Exercise instructions: From the listing below, extract each line containing the string "Kerkez".

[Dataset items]
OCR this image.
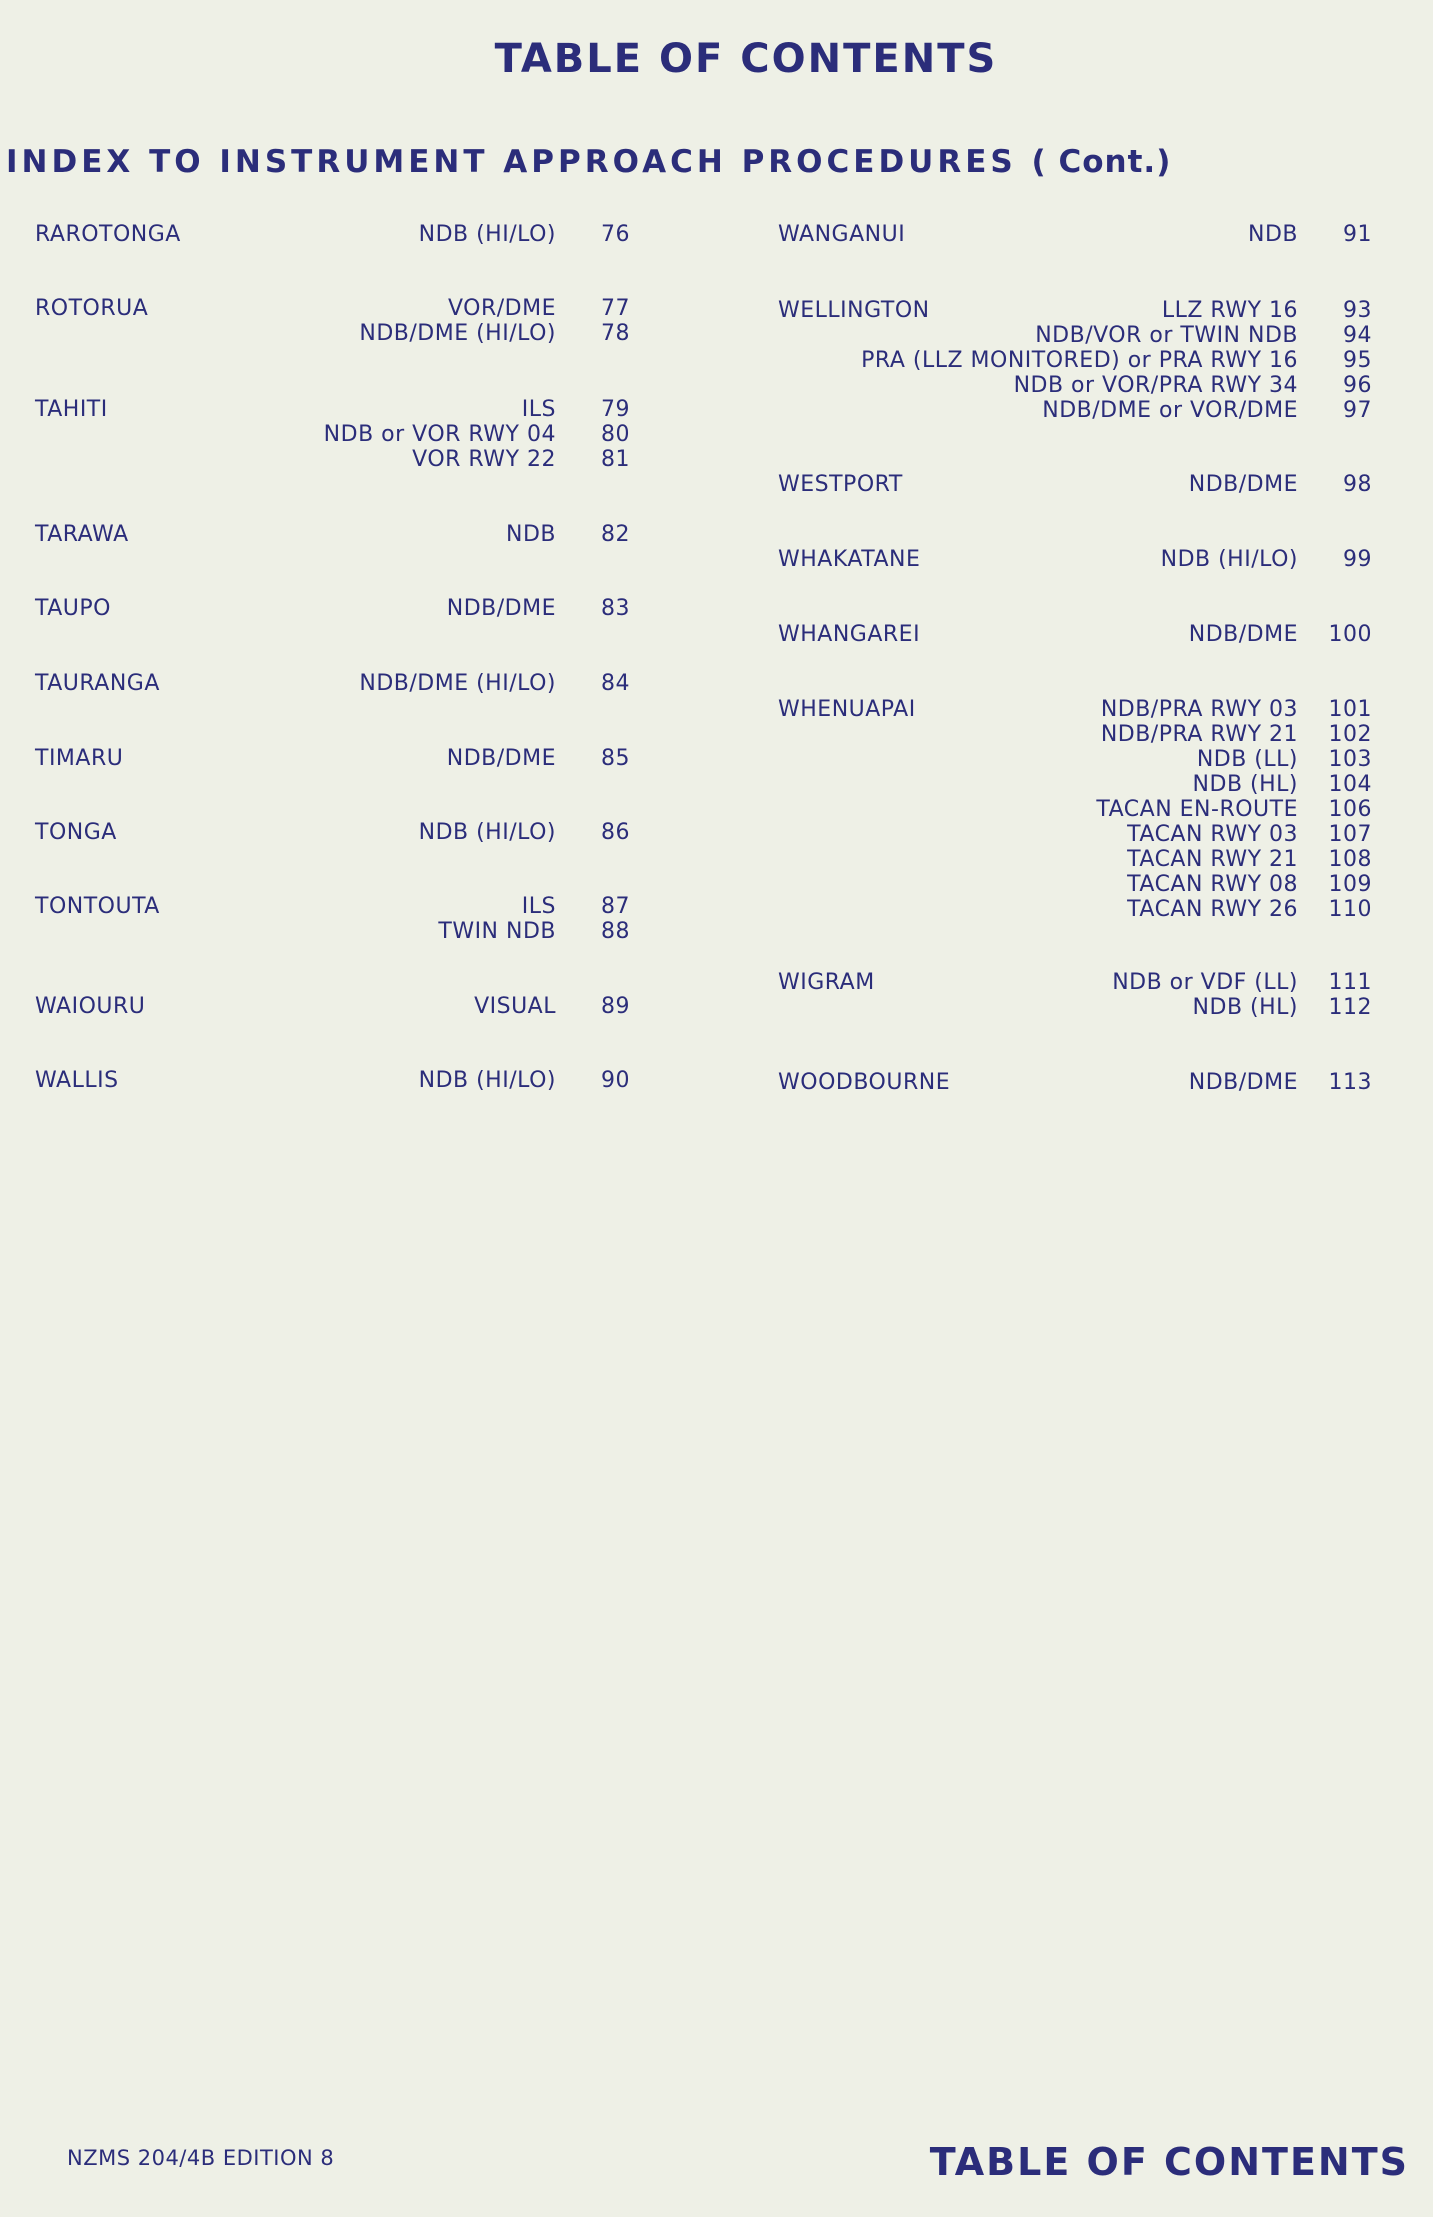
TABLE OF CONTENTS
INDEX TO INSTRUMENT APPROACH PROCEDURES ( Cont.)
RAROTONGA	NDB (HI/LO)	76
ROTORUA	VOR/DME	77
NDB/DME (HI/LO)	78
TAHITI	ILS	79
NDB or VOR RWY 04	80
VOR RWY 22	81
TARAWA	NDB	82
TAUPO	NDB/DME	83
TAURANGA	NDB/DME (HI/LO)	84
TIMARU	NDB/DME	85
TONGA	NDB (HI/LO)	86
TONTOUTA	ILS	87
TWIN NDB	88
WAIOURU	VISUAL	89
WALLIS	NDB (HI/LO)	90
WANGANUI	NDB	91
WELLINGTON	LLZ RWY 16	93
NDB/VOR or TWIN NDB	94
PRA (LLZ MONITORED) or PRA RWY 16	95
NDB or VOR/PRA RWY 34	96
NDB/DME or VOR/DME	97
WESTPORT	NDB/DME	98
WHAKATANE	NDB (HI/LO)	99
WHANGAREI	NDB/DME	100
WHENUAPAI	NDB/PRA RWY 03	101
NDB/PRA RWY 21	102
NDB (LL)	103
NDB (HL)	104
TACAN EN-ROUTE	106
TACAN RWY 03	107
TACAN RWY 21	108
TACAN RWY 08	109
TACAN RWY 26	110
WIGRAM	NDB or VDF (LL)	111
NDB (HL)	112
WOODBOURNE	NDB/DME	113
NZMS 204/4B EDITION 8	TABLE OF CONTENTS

* * *

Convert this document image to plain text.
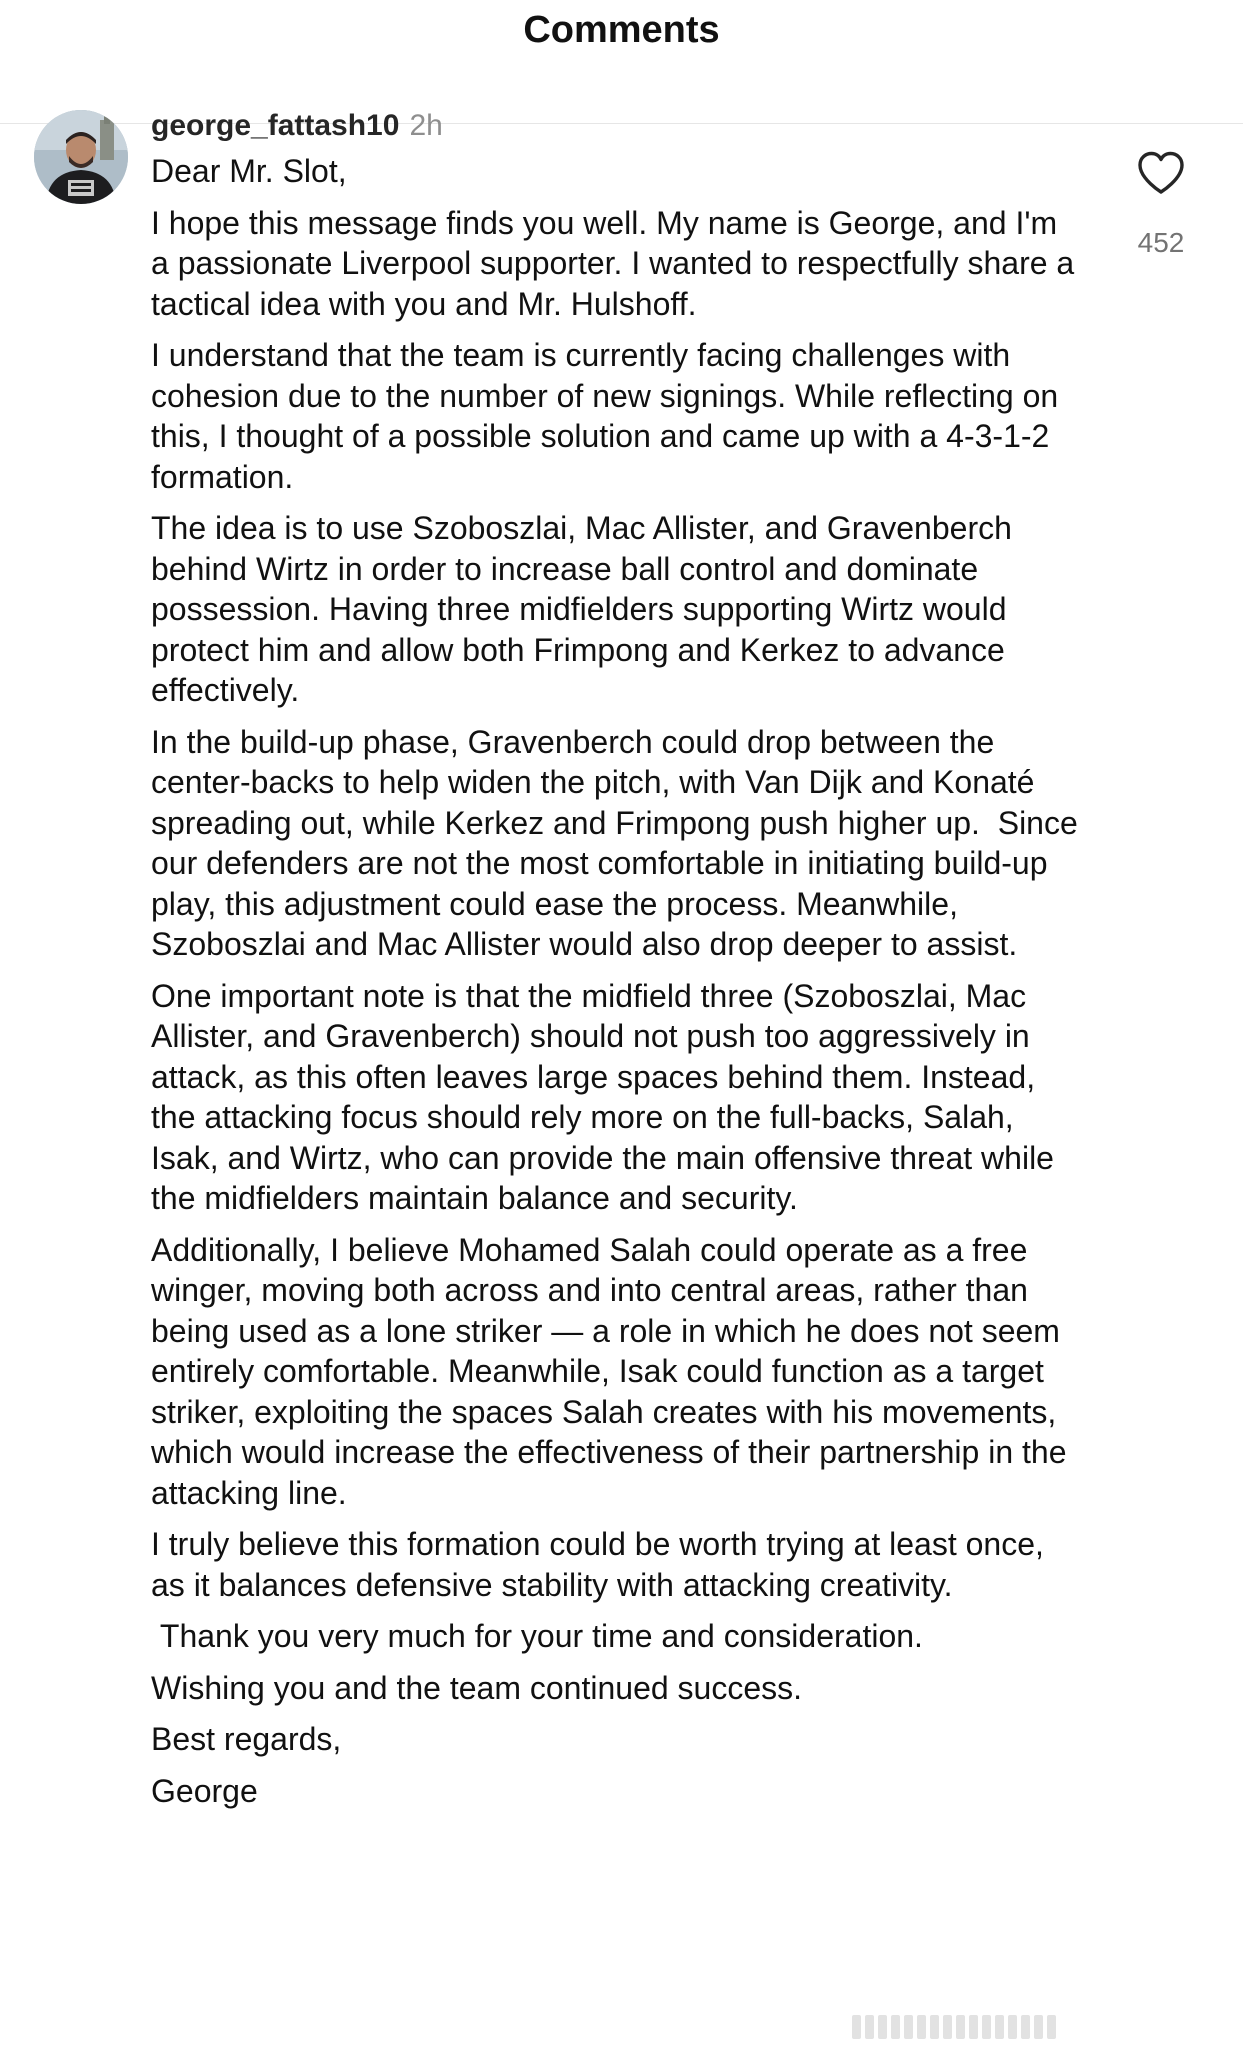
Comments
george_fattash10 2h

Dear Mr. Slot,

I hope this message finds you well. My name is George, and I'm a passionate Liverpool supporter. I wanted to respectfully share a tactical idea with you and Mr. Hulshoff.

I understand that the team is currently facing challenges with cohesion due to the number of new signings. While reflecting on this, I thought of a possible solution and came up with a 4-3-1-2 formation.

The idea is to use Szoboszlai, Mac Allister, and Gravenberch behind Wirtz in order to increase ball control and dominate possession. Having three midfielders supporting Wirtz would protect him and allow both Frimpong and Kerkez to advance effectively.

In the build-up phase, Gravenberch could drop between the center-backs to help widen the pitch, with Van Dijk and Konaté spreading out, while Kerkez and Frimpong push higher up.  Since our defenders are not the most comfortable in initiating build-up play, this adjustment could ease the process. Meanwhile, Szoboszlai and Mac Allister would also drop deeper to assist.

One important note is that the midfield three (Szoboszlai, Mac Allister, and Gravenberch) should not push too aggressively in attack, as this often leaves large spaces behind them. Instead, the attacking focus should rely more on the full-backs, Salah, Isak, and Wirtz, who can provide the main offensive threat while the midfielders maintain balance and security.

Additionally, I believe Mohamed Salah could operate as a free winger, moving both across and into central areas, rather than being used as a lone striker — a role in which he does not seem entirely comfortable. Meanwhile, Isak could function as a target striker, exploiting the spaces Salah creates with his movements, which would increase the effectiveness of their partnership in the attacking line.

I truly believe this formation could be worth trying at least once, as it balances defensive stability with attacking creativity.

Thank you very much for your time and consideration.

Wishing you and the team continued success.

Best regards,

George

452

--

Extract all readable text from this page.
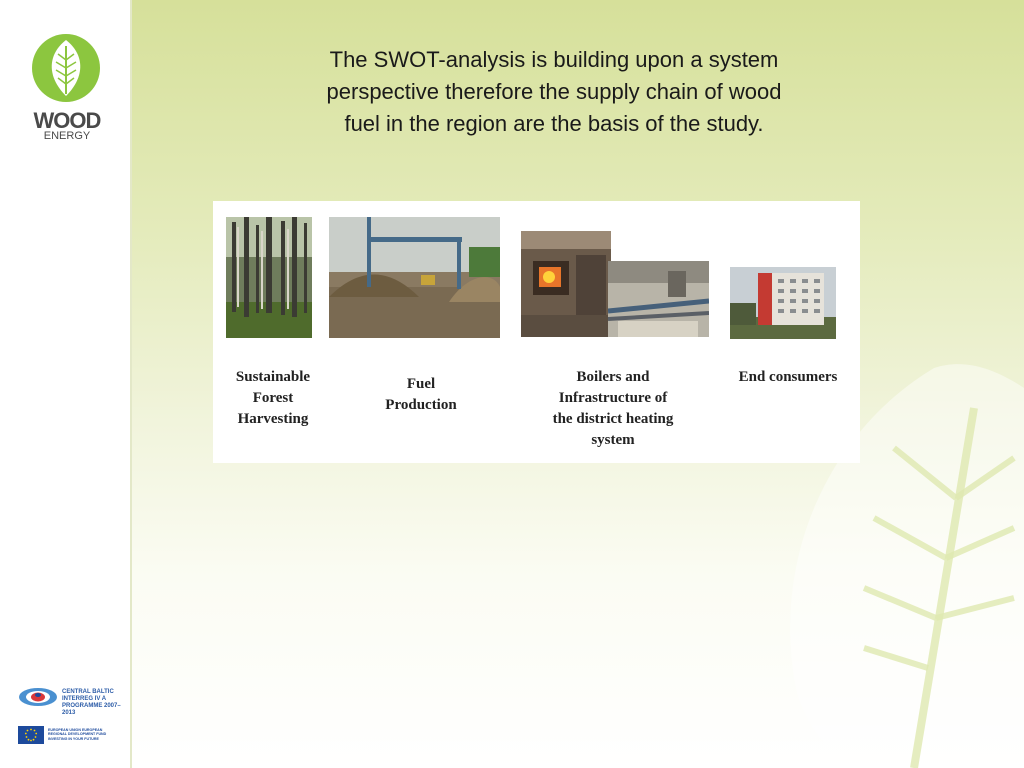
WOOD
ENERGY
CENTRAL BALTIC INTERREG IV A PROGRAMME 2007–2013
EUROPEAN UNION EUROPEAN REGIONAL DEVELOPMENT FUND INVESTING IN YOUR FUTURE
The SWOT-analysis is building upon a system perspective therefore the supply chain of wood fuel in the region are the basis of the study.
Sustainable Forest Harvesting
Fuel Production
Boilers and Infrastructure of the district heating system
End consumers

Final result:
The idea is to use Szoboszlai, Mac Allister, and Gravenberch behind Wirtz in order to increase ball control and dominate possession. Having three midfielders supporting Wirtz would protect him and allow both Frimpong and Kerkez to advance effectively.
In the build-up phase, Gravenberch could drop between the center-backs to help widen the pitch, with Van Dijk and Konaté spreading out, while Kerkez and Frimpong push higher up.  Since our defenders are not the most comfortable in initiating build-up play, this adjustment could ease the process. Meanwhile, Szoboszlai and Mac Allister would also drop deeper to assist.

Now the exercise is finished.